═══ DATA SECTION ═══

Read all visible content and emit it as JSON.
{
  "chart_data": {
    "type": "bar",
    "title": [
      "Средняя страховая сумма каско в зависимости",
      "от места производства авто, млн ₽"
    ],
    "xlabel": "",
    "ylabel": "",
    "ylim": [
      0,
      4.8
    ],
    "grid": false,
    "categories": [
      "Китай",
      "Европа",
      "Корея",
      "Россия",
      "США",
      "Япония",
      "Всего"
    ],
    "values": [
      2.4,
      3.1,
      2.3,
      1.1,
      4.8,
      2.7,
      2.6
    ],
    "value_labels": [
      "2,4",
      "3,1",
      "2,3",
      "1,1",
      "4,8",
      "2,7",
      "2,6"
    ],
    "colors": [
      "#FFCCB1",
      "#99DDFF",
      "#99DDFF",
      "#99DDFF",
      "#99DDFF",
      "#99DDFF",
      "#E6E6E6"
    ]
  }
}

═══

Reproduce all of the records exactly.

Read all visible content and emit it as JSON.
{
  "chart_data": {
    "type": "bar",
    "title": [
      "Средняя страховая сумма каско в зависимости",
      "от места производства авто, млн ₽"
    ],
    "xlabel": "",
    "ylabel": "",
    "ylim": [
      0,
      4.8
    ],
    "grid": false,
    "categories": [
      "Китай",
      "Европа",
      "Корея",
      "Россия",
      "США",
      "Япония",
      "Всего"
    ],
    "values": [
      2.4,
      3.1,
      2.3,
      1.1,
      4.8,
      2.7,
      2.6
    ],
    "value_labels": [
      "2,4",
      "3,1",
      "2,3",
      "1,1",
      "4,8",
      "2,7",
      "2,6"
    ],
    "colors": [
      "#FFCCB1",
      "#99DDFF",
      "#99DDFF",
      "#99DDFF",
      "#99DDFF",
      "#99DDFF",
      "#E6E6E6"
    ]
  }
}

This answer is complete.